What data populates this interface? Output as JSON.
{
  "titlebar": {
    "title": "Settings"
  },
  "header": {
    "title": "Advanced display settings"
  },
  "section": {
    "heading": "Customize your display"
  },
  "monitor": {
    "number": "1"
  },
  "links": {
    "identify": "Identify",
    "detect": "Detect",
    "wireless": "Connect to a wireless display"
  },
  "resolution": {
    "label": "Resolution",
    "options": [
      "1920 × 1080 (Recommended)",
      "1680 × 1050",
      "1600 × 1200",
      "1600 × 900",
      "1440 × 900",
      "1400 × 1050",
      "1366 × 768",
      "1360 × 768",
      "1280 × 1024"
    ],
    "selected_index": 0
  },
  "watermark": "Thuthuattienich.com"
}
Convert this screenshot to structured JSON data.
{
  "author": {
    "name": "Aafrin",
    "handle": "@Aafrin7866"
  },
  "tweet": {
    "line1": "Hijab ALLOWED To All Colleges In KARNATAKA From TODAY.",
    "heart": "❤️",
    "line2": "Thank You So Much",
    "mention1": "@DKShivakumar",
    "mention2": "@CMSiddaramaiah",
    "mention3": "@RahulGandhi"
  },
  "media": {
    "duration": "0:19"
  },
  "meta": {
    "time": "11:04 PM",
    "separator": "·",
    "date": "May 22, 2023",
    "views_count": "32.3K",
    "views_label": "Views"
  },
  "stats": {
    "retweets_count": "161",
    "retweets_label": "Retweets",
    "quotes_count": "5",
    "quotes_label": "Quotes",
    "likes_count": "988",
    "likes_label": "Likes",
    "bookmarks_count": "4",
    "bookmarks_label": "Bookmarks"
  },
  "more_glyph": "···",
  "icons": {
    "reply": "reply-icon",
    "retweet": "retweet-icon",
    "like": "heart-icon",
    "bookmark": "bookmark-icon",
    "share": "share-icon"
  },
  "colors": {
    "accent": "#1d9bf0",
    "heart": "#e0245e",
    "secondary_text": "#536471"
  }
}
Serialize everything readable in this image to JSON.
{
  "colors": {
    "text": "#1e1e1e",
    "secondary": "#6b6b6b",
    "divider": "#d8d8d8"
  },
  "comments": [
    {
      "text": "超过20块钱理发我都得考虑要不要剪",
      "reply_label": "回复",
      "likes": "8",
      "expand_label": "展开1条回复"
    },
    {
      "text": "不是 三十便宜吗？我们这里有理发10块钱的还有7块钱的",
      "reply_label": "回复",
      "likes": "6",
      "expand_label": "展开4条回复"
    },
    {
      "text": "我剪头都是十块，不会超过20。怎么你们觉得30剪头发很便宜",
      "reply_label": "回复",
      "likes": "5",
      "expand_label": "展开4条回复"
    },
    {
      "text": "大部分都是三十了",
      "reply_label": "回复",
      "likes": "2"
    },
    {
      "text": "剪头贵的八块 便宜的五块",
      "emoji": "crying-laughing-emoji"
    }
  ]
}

____

EXERCISE REQUIREMENTS:
Return every record, word for word.

RESPONSE:
What data populates this interface? Output as JSON.
{
  "titlebar": {
    "title": "Settings"
  },
  "header": {
    "title": "Advanced display settings"
  },
  "section": {
    "heading": "Customize your display"
  },
  "monitor": {
    "number": "1"
  },
  "links": {
    "identify": "Identify",
    "detect": "Detect",
    "wireless": "Connect to a wireless display"
  },
  "resolution": {
    "label": "Resolution",
    "options": [
      "1920 × 1080 (Recommended)",
      "1680 × 1050",
      "1600 × 1200",
      "1600 × 900",
      "1440 × 900",
      "1400 × 1050",
      "1366 × 768",
      "1360 × 768",
      "1280 × 1024"
    ],
    "selected_index": 0
  },
  "watermark": "Thuthuattienich.com"
}
Convert this screenshot to structured JSON data.
{
  "author": {
    "name": "Aafrin",
    "handle": "@Aafrin7866"
  },
  "tweet": {
    "line1": "Hijab ALLOWED To All Colleges In KARNATAKA From TODAY.",
    "heart": "❤️",
    "line2": "Thank You So Much",
    "mention1": "@DKShivakumar",
    "mention2": "@CMSiddaramaiah",
    "mention3": "@RahulGandhi"
  },
  "media": {
    "duration": "0:19"
  },
  "meta": {
    "time": "11:04 PM",
    "separator": "·",
    "date": "May 22, 2023",
    "views_count": "32.3K",
    "views_label": "Views"
  },
  "stats": {
    "retweets_count": "161",
    "retweets_label": "Retweets",
    "quotes_count": "5",
    "quotes_label": "Quotes",
    "likes_count": "988",
    "likes_label": "Likes",
    "bookmarks_count": "4",
    "bookmarks_label": "Bookmarks"
  },
  "more_glyph": "···",
  "icons": {
    "reply": "reply-icon",
    "retweet": "retweet-icon",
    "like": "heart-icon",
    "bookmark": "bookmark-icon",
    "share": "share-icon"
  },
  "colors": {
    "accent": "#1d9bf0",
    "heart": "#e0245e",
    "secondary_text": "#536471"
  }
}
Serialize everything readable in this image to JSON.
{
  "colors": {
    "text": "#1e1e1e",
    "secondary": "#6b6b6b",
    "divider": "#d8d8d8"
  },
  "comments": [
    {
      "text": "超过20块钱理发我都得考虑要不要剪",
      "reply_label": "回复",
      "likes": "8",
      "expand_label": "展开1条回复"
    },
    {
      "text": "不是 三十便宜吗？我们这里有理发10块钱的还有7块钱的",
      "reply_label": "回复",
      "likes": "6",
      "expand_label": "展开4条回复"
    },
    {
      "text": "我剪头都是十块，不会超过20。怎么你们觉得30剪头发很便宜",
      "reply_label": "回复",
      "likes": "5",
      "expand_label": "展开4条回复"
    },
    {
      "text": "大部分都是三十了",
      "reply_label": "回复",
      "likes": "2"
    },
    {
      "text": "剪头贵的八块 便宜的五块",
      "emoji": "crying-laughing-emoji"
    }
  ]
}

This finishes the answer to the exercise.